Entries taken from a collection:
____________

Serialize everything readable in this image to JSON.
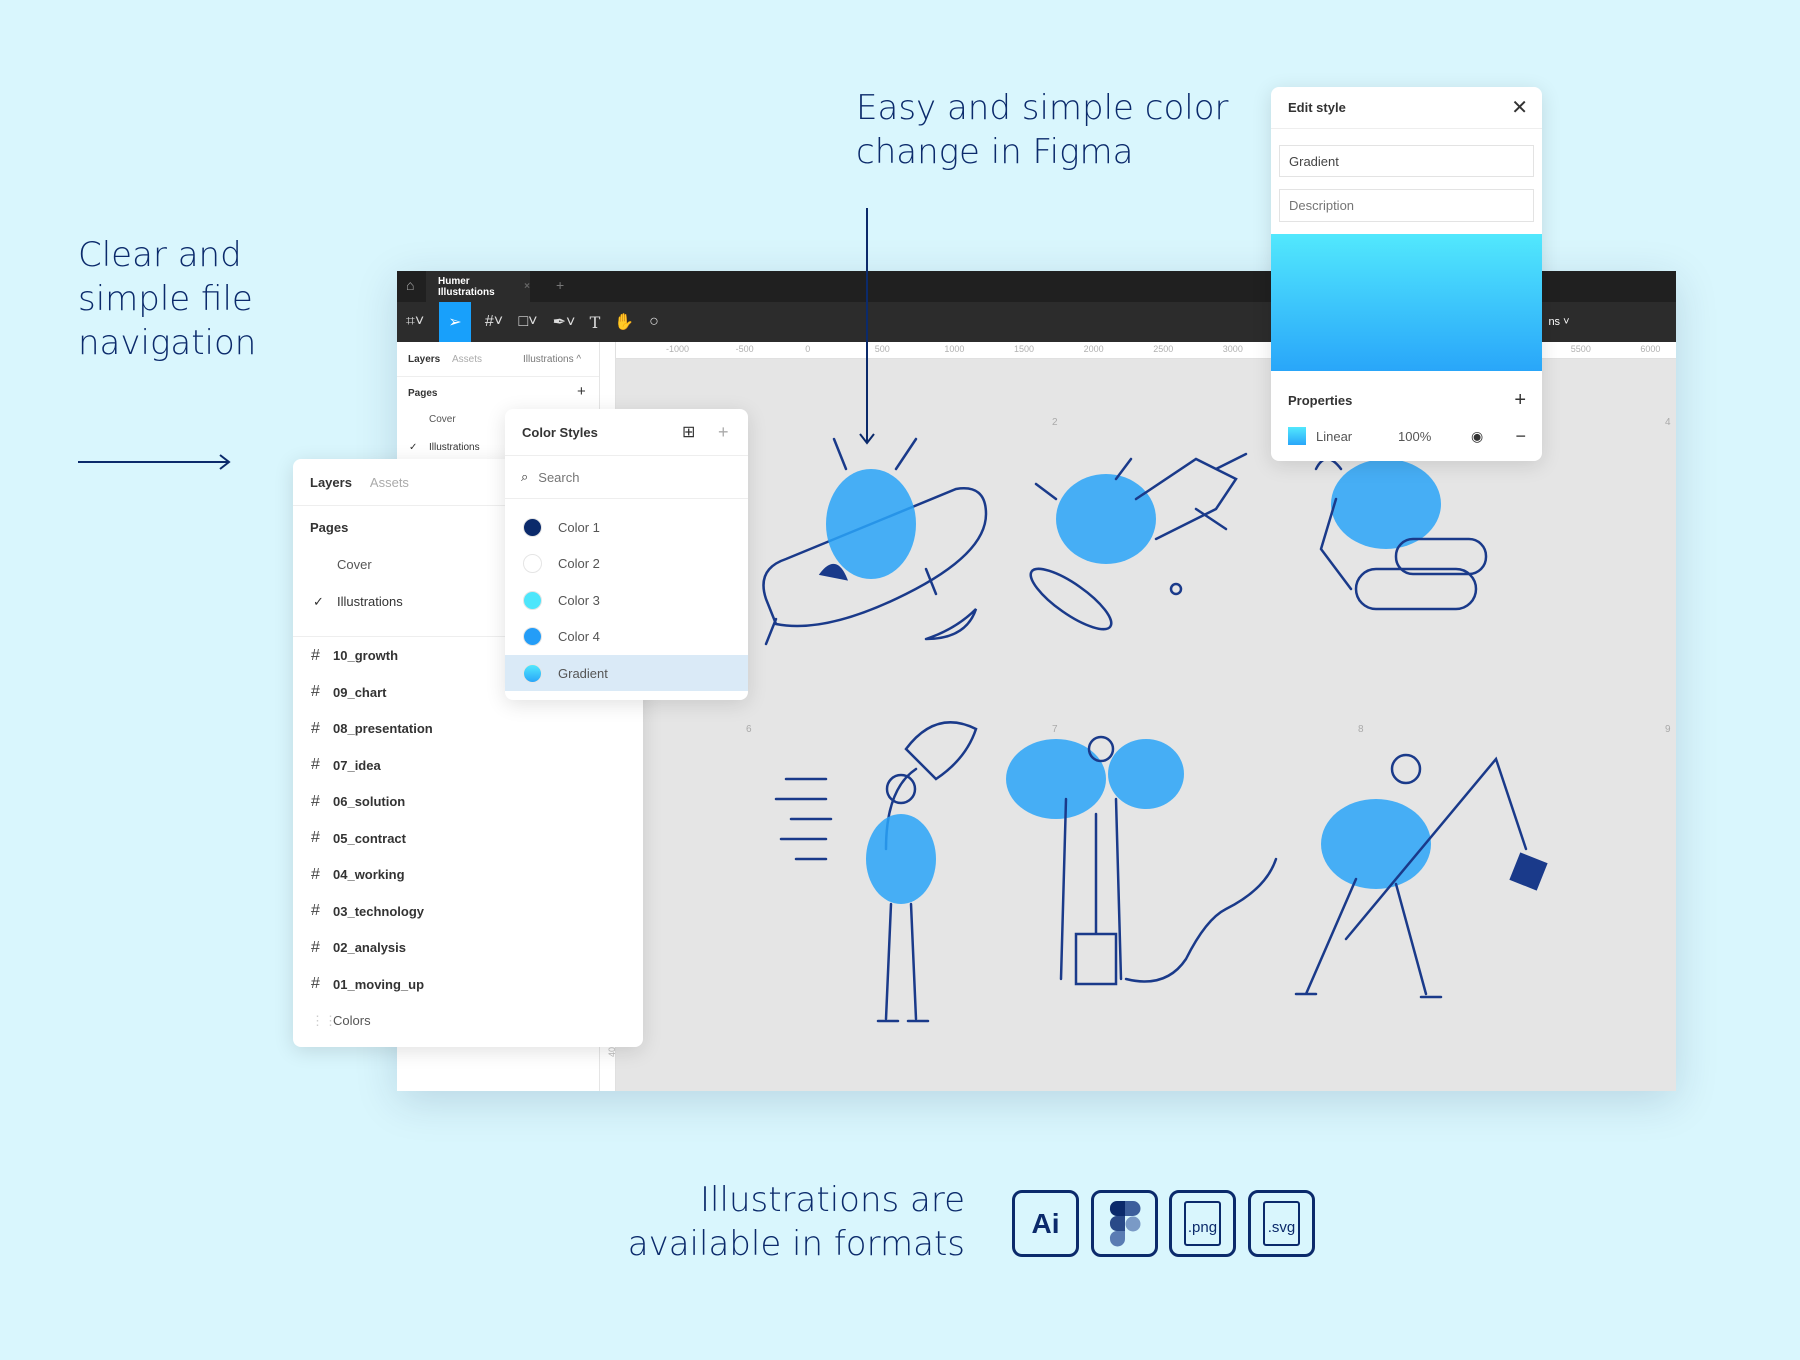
{
  "headlines": {
    "navigation": [
      "Clear and",
      "simple file",
      "navigation"
    ],
    "color": [
      "Easy and simple color",
      "change in Figma"
    ],
    "formats": [
      "Illustrations are",
      "available in formats"
    ]
  },
  "figma": {
    "tab_title": "Humer Illustrations",
    "toolbar_right": "ns",
    "ruler_labels": [
      "-1000",
      "-500",
      "0",
      "500",
      "1000",
      "1500",
      "2000",
      "2500",
      "3000",
      "5500",
      "6000"
    ],
    "vruler_label": "4000",
    "back_panel": {
      "tabs": [
        "Layers",
        "Assets"
      ],
      "page_select": "Illustrations ^",
      "pages_label": "Pages",
      "pages": [
        "Cover",
        "Illustrations"
      ]
    },
    "frame_numbers": [
      "2",
      "4",
      "6",
      "7",
      "8",
      "9"
    ]
  },
  "layers_panel": {
    "tabs": [
      "Layers",
      "Assets"
    ],
    "pages_label": "Pages",
    "pages": [
      {
        "label": "Cover",
        "current": false
      },
      {
        "label": "Illustrations",
        "current": true
      }
    ],
    "frames": [
      "10_growth",
      "09_chart",
      "08_presentation",
      "07_idea",
      "06_solution",
      "05_contract",
      "04_working",
      "03_technology",
      "02_analysis",
      "01_moving_up"
    ],
    "colors_label": "Colors"
  },
  "color_styles": {
    "title": "Color Styles",
    "search_placeholder": "Search",
    "items": [
      {
        "label": "Color 1",
        "color": "#0b2a6b"
      },
      {
        "label": "Color 2",
        "color": "#ffffff"
      },
      {
        "label": "Color 3",
        "color": "#4de6fb"
      },
      {
        "label": "Color 4",
        "color": "#249df7"
      },
      {
        "label": "Gradient",
        "color": "#35b8fb",
        "selected": true
      }
    ]
  },
  "edit_style": {
    "title": "Edit style",
    "name_value": "Gradient",
    "description_placeholder": "Description",
    "gradient_colors": [
      "#52e8fd",
      "#29a6f9"
    ],
    "properties_label": "Properties",
    "fill_type": "Linear",
    "opacity": "100%"
  },
  "formats": [
    "Ai",
    "Figma",
    ".png",
    ".svg"
  ]
}
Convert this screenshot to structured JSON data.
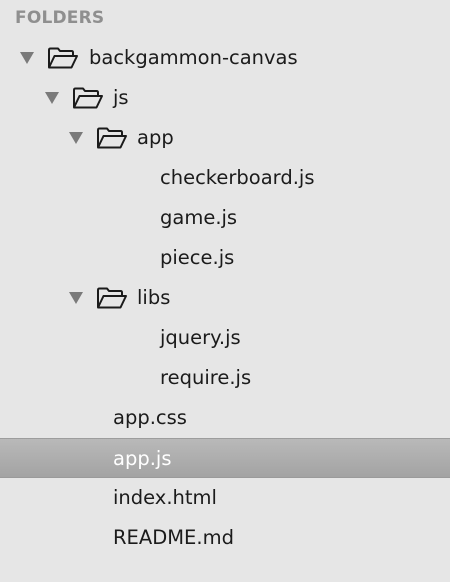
{
  "sidebar": {
    "header": "FOLDERS",
    "rows": [
      {
        "label": "backgammon-canvas",
        "kind": "folder",
        "expanded": true,
        "depth": 0,
        "selected": false
      },
      {
        "label": "js",
        "kind": "folder",
        "expanded": true,
        "depth": 1,
        "selected": false
      },
      {
        "label": "app",
        "kind": "folder",
        "expanded": true,
        "depth": 2,
        "selected": false
      },
      {
        "label": "checkerboard.js",
        "kind": "file",
        "depth": 3,
        "selected": false
      },
      {
        "label": "game.js",
        "kind": "file",
        "depth": 3,
        "selected": false
      },
      {
        "label": "piece.js",
        "kind": "file",
        "depth": 3,
        "selected": false
      },
      {
        "label": "libs",
        "kind": "folder",
        "expanded": true,
        "depth": 2,
        "selected": false
      },
      {
        "label": "jquery.js",
        "kind": "file",
        "depth": 3,
        "selected": false
      },
      {
        "label": "require.js",
        "kind": "file",
        "depth": 3,
        "selected": false
      },
      {
        "label": "app.css",
        "kind": "file",
        "depth": 1,
        "selected": false
      },
      {
        "label": "app.js",
        "kind": "file",
        "depth": 1,
        "selected": true
      },
      {
        "label": "index.html",
        "kind": "file",
        "depth": 1,
        "selected": false
      },
      {
        "label": "README.md",
        "kind": "file",
        "depth": 1,
        "selected": false
      }
    ],
    "icons": {
      "expand": "disclosure-triangle-down-icon",
      "folder": "folder-open-icon"
    },
    "colors": {
      "background": "#e6e6e6",
      "header_text": "#8f8f8f",
      "selected_row": "#a9a9a9",
      "selected_text": "#ffffff"
    }
  }
}
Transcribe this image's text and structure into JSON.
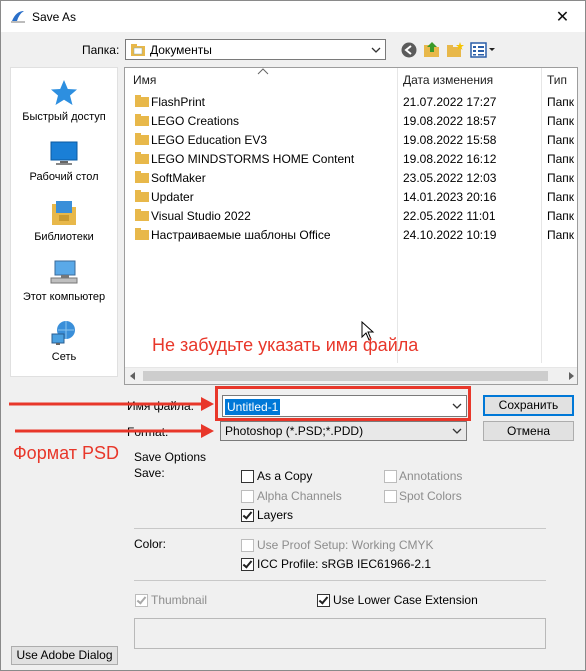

____________

Aim of the task: Copy the listing over exactly, skipping the pictures it holds.

Response below:
Serialize everything readable in this image to JSON.
{
  "headlines": {
    "navigation": [
      "Clear and",
      "simple file",
      "navigation"
    ],
    "color": [
      "Easy and simple color",
      "change in Figma"
    ],
    "formats": [
      "Illustrations are",
      "available in formats"
    ]
  },
  "figma": {
    "tab_title": "Humer Illustrations",
    "toolbar_right": "ns",
    "ruler_labels": [
      "-1000",
      "-500",
      "0",
      "500",
      "1000",
      "1500",
      "2000",
      "2500",
      "3000",
      "5500",
      "6000"
    ],
    "vruler_label": "4000",
    "back_panel": {
      "tabs": [
        "Layers",
        "Assets"
      ],
      "page_select": "Illustrations ^",
      "pages_label": "Pages",
      "pages": [
        "Cover",
        "Illustrations"
      ]
    },
    "frame_numbers": [
      "2",
      "4",
      "6",
      "7",
      "8",
      "9"
    ]
  },
  "layers_panel": {
    "tabs": [
      "Layers",
      "Assets"
    ],
    "pages_label": "Pages",
    "pages": [
      {
        "label": "Cover",
        "current": false
      },
      {
        "label": "Illustrations",
        "current": true
      }
    ],
    "frames": [
      "10_growth",
      "09_chart",
      "08_presentation",
      "07_idea",
      "06_solution",
      "05_contract",
      "04_working",
      "03_technology",
      "02_analysis",
      "01_moving_up"
    ],
    "colors_label": "Colors"
  },
  "color_styles": {
    "title": "Color Styles",
    "search_placeholder": "Search",
    "items": [
      {
        "label": "Color 1",
        "color": "#0b2a6b"
      },
      {
        "label": "Color 2",
        "color": "#ffffff"
      },
      {
        "label": "Color 3",
        "color": "#4de6fb"
      },
      {
        "label": "Color 4",
        "color": "#249df7"
      },
      {
        "label": "Gradient",
        "color": "#35b8fb",
        "selected": true
      }
    ]
  },
  "edit_style": {
    "title": "Edit style",
    "name_value": "Gradient",
    "description_placeholder": "Description",
    "gradient_colors": [
      "#52e8fd",
      "#29a6f9"
    ],
    "properties_label": "Properties",
    "fill_type": "Linear",
    "opacity": "100%"
  },
  "formats": [
    "Ai",
    "Figma",
    ".png",
    ".svg"
  ]
}
Convert this screenshot to structured JSON data.
{
  "sidebar": {
    "header": "FOLDERS",
    "rows": [
      {
        "label": "backgammon-canvas",
        "kind": "folder",
        "expanded": true,
        "depth": 0,
        "selected": false
      },
      {
        "label": "js",
        "kind": "folder",
        "expanded": true,
        "depth": 1,
        "selected": false
      },
      {
        "label": "app",
        "kind": "folder",
        "expanded": true,
        "depth": 2,
        "selected": false
      },
      {
        "label": "checkerboard.js",
        "kind": "file",
        "depth": 3,
        "selected": false
      },
      {
        "label": "game.js",
        "kind": "file",
        "depth": 3,
        "selected": false
      },
      {
        "label": "piece.js",
        "kind": "file",
        "depth": 3,
        "selected": false
      },
      {
        "label": "libs",
        "kind": "folder",
        "expanded": true,
        "depth": 2,
        "selected": false
      },
      {
        "label": "jquery.js",
        "kind": "file",
        "depth": 3,
        "selected": false
      },
      {
        "label": "require.js",
        "kind": "file",
        "depth": 3,
        "selected": false
      },
      {
        "label": "app.css",
        "kind": "file",
        "depth": 1,
        "selected": false
      },
      {
        "label": "app.js",
        "kind": "file",
        "depth": 1,
        "selected": true
      },
      {
        "label": "index.html",
        "kind": "file",
        "depth": 1,
        "selected": false
      },
      {
        "label": "README.md",
        "kind": "file",
        "depth": 1,
        "selected": false
      }
    ],
    "icons": {
      "expand": "disclosure-triangle-down-icon",
      "folder": "folder-open-icon"
    },
    "colors": {
      "background": "#e6e6e6",
      "header_text": "#8f8f8f",
      "selected_row": "#a9a9a9",
      "selected_text": "#ffffff"
    }
  }
}
Transcribe this image's text and structure into JSON.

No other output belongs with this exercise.